### Prompt:
Set down exactly, and only, the lines from the one with "Type out the text in this image." to the final line of the entries, both included.

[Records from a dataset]

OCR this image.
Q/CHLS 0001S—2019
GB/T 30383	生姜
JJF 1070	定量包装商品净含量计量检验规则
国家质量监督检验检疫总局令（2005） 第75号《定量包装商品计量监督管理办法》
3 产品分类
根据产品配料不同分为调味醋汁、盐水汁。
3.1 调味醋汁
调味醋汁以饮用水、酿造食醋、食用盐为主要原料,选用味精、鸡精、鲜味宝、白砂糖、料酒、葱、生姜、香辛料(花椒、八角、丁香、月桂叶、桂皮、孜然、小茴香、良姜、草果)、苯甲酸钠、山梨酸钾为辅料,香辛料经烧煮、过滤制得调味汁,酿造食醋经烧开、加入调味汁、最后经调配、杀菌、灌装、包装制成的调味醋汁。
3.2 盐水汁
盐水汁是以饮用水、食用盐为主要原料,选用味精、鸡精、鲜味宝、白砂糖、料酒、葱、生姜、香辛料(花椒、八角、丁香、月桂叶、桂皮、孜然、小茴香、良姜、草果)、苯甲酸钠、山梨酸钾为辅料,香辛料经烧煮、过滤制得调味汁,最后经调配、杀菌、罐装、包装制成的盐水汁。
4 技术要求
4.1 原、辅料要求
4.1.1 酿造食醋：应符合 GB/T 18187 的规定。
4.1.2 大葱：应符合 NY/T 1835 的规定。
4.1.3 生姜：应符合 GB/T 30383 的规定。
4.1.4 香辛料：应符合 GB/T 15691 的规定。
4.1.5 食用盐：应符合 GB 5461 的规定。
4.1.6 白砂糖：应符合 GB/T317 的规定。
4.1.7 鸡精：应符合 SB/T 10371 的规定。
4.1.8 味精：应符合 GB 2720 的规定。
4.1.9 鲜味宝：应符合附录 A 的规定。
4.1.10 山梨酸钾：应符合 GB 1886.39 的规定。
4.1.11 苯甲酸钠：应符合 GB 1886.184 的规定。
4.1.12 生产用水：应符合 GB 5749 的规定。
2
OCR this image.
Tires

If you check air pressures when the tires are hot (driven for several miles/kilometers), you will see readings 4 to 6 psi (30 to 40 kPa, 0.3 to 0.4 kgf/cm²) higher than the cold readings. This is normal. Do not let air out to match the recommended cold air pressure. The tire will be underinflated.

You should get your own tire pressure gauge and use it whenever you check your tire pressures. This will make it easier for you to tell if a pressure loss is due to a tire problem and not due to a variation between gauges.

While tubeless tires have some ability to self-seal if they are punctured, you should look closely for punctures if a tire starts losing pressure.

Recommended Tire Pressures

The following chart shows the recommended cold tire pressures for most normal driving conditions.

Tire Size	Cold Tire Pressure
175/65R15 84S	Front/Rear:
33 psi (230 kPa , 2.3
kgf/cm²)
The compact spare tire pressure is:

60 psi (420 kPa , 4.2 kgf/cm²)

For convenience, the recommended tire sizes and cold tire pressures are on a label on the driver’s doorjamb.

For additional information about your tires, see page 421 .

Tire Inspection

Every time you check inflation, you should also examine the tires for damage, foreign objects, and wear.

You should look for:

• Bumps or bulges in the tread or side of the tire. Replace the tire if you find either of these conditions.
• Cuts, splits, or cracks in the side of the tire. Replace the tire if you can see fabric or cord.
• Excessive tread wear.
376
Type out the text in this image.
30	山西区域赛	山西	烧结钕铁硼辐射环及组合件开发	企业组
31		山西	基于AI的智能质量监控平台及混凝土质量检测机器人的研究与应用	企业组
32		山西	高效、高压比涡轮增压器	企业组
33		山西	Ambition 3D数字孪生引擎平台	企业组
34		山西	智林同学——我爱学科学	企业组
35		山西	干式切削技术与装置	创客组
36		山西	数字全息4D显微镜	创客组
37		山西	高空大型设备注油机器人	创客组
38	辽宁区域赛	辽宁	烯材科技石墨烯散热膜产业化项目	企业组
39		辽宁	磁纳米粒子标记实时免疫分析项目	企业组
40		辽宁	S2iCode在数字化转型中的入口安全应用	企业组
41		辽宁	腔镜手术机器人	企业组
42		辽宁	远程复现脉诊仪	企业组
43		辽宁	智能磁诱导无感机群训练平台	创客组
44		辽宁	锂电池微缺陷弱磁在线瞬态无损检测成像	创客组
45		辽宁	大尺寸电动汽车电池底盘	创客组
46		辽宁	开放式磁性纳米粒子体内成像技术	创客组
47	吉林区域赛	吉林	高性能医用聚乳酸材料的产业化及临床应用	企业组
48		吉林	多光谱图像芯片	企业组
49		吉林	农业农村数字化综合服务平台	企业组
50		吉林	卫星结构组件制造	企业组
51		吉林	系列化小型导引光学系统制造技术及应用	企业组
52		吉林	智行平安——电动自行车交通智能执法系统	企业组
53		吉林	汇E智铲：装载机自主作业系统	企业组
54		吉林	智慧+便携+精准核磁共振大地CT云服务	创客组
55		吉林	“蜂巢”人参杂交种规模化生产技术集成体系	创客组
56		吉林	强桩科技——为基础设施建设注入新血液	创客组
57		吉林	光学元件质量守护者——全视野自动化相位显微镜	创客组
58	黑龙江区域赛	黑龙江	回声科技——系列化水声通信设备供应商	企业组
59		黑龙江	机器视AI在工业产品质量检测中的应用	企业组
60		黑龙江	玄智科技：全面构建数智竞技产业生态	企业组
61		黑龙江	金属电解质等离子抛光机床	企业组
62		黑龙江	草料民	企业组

### Solution to the exercise:
Type out the text in this image.
30	山西区域赛	山西	烧结钕铁硼辐射环及组合件开发	企业组
31		山西	基于AI的智能质量监控平台及混凝土质量检测机器人的研究与应用	企业组
32		山西	高效、高压比涡轮增压器	企业组
33		山西	Ambition 3D数字孪生引擎平台	企业组
34		山西	智林同学——我爱学科学	企业组
35		山西	干式切削技术与装置	创客组
36		山西	数字全息4D显微镜	创客组
37		山西	高空大型设备注油机器人	创客组
38	辽宁区域赛	辽宁	烯材科技石墨烯散热膜产业化项目	企业组
39		辽宁	磁纳米粒子标记实时免疫分析项目	企业组
40		辽宁	S2iCode在数字化转型中的入口安全应用	企业组
41		辽宁	腔镜手术机器人	企业组
42		辽宁	远程复现脉诊仪	企业组
43		辽宁	智能磁诱导无感机群训练平台	创客组
44		辽宁	锂电池微缺陷弱磁在线瞬态无损检测成像	创客组
45		辽宁	大尺寸电动汽车电池底盘	创客组
46		辽宁	开放式磁性纳米粒子体内成像技术	创客组
47	吉林区域赛	吉林	高性能医用聚乳酸材料的产业化及临床应用	企业组
48		吉林	多光谱图像芯片	企业组
49		吉林	农业农村数字化综合服务平台	企业组
50		吉林	卫星结构组件制造	企业组
51		吉林	系列化小型导引光学系统制造技术及应用	企业组
52		吉林	智行平安——电动自行车交通智能执法系统	企业组
53		吉林	汇E智铲：装载机自主作业系统	企业组
54		吉林	智慧+便携+精准核磁共振大地CT云服务	创客组
55		吉林	“蜂巢”人参杂交种规模化生产技术集成体系	创客组
56		吉林	强桩科技——为基础设施建设注入新血液	创客组
57		吉林	光学元件质量守护者——全视野自动化相位显微镜	创客组
58	黑龙江区域赛	黑龙江	回声科技——系列化水声通信设备供应商	企业组
59		黑龙江	机器视AI在工业产品质量检测中的应用	企业组
60		黑龙江	玄智科技：全面构建数智竞技产业生态	企业组
61		黑龙江	金属电解质等离子抛光机床	企业组
62		黑龙江	草料民	企业组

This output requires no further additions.